(Dataset rows)
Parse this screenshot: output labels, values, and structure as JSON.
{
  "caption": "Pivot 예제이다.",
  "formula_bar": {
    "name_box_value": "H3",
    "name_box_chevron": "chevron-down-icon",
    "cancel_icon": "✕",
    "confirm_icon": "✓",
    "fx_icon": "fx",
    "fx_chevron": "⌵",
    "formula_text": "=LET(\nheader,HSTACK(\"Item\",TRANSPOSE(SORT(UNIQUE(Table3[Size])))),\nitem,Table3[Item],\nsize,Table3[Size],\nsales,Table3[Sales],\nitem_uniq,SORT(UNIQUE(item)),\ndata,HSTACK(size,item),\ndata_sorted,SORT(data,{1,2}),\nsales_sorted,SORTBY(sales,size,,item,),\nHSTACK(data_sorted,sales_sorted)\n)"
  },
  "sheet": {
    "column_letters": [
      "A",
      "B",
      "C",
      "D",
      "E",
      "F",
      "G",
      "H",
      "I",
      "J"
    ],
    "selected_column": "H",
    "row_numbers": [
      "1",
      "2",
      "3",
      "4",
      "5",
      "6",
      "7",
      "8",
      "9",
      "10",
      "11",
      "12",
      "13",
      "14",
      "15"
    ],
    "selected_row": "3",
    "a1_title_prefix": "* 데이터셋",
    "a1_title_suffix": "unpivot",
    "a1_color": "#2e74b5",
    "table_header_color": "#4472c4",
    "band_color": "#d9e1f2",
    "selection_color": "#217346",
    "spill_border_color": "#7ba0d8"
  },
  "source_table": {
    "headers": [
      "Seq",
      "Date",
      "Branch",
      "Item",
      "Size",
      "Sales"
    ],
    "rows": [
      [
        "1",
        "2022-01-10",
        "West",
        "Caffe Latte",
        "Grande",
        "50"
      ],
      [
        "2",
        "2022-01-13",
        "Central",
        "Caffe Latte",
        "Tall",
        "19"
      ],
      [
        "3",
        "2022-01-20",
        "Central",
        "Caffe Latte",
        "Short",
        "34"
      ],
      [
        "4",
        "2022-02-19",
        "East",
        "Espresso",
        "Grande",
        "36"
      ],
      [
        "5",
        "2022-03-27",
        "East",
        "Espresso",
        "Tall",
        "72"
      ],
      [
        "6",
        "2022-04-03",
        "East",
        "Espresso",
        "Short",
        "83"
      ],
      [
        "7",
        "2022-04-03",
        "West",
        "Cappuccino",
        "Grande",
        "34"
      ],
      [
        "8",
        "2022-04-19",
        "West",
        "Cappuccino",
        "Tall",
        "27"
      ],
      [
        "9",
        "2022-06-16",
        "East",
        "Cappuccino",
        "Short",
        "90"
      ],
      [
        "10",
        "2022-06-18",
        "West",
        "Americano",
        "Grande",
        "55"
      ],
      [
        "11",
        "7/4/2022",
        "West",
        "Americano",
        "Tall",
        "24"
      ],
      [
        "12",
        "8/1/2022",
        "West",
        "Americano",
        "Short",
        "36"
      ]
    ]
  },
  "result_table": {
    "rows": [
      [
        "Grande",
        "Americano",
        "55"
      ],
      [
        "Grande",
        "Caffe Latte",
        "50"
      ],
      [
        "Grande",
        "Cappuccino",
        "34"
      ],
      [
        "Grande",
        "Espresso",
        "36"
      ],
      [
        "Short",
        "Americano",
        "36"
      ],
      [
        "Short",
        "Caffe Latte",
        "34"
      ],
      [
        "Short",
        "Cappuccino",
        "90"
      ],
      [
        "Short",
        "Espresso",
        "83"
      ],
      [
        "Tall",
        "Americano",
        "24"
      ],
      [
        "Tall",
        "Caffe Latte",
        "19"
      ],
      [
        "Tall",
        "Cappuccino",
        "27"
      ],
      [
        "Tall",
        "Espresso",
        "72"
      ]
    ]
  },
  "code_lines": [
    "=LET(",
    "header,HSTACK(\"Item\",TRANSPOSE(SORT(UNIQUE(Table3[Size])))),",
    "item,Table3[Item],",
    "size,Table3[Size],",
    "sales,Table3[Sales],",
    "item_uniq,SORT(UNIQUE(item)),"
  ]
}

What the task requires> Each line above is to be repeated exactly.

Output>
Parse this screenshot: output labels, values, and structure as JSON.
{
  "caption": "Pivot 예제이다.",
  "formula_bar": {
    "name_box_value": "H3",
    "name_box_chevron": "chevron-down-icon",
    "cancel_icon": "✕",
    "confirm_icon": "✓",
    "fx_icon": "fx",
    "fx_chevron": "⌵",
    "formula_text": "=LET(\nheader,HSTACK(\"Item\",TRANSPOSE(SORT(UNIQUE(Table3[Size])))),\nitem,Table3[Item],\nsize,Table3[Size],\nsales,Table3[Sales],\nitem_uniq,SORT(UNIQUE(item)),\ndata,HSTACK(size,item),\ndata_sorted,SORT(data,{1,2}),\nsales_sorted,SORTBY(sales,size,,item,),\nHSTACK(data_sorted,sales_sorted)\n)"
  },
  "sheet": {
    "column_letters": [
      "A",
      "B",
      "C",
      "D",
      "E",
      "F",
      "G",
      "H",
      "I",
      "J"
    ],
    "selected_column": "H",
    "row_numbers": [
      "1",
      "2",
      "3",
      "4",
      "5",
      "6",
      "7",
      "8",
      "9",
      "10",
      "11",
      "12",
      "13",
      "14",
      "15"
    ],
    "selected_row": "3",
    "a1_title_prefix": "* 데이터셋",
    "a1_title_suffix": "unpivot",
    "a1_color": "#2e74b5",
    "table_header_color": "#4472c4",
    "band_color": "#d9e1f2",
    "selection_color": "#217346",
    "spill_border_color": "#7ba0d8"
  },
  "source_table": {
    "headers": [
      "Seq",
      "Date",
      "Branch",
      "Item",
      "Size",
      "Sales"
    ],
    "rows": [
      [
        "1",
        "2022-01-10",
        "West",
        "Caffe Latte",
        "Grande",
        "50"
      ],
      [
        "2",
        "2022-01-13",
        "Central",
        "Caffe Latte",
        "Tall",
        "19"
      ],
      [
        "3",
        "2022-01-20",
        "Central",
        "Caffe Latte",
        "Short",
        "34"
      ],
      [
        "4",
        "2022-02-19",
        "East",
        "Espresso",
        "Grande",
        "36"
      ],
      [
        "5",
        "2022-03-27",
        "East",
        "Espresso",
        "Tall",
        "72"
      ],
      [
        "6",
        "2022-04-03",
        "East",
        "Espresso",
        "Short",
        "83"
      ],
      [
        "7",
        "2022-04-03",
        "West",
        "Cappuccino",
        "Grande",
        "34"
      ],
      [
        "8",
        "2022-04-19",
        "West",
        "Cappuccino",
        "Tall",
        "27"
      ],
      [
        "9",
        "2022-06-16",
        "East",
        "Cappuccino",
        "Short",
        "90"
      ],
      [
        "10",
        "2022-06-18",
        "West",
        "Americano",
        "Grande",
        "55"
      ],
      [
        "11",
        "7/4/2022",
        "West",
        "Americano",
        "Tall",
        "24"
      ],
      [
        "12",
        "8/1/2022",
        "West",
        "Americano",
        "Short",
        "36"
      ]
    ]
  },
  "result_table": {
    "rows": [
      [
        "Grande",
        "Americano",
        "55"
      ],
      [
        "Grande",
        "Caffe Latte",
        "50"
      ],
      [
        "Grande",
        "Cappuccino",
        "34"
      ],
      [
        "Grande",
        "Espresso",
        "36"
      ],
      [
        "Short",
        "Americano",
        "36"
      ],
      [
        "Short",
        "Caffe Latte",
        "34"
      ],
      [
        "Short",
        "Cappuccino",
        "90"
      ],
      [
        "Short",
        "Espresso",
        "83"
      ],
      [
        "Tall",
        "Americano",
        "24"
      ],
      [
        "Tall",
        "Caffe Latte",
        "19"
      ],
      [
        "Tall",
        "Cappuccino",
        "27"
      ],
      [
        "Tall",
        "Espresso",
        "72"
      ]
    ]
  },
  "code_lines": [
    "=LET(",
    "header,HSTACK(\"Item\",TRANSPOSE(SORT(UNIQUE(Table3[Size])))),",
    "item,Table3[Item],",
    "size,Table3[Size],",
    "sales,Table3[Sales],",
    "item_uniq,SORT(UNIQUE(item)),"
  ]
}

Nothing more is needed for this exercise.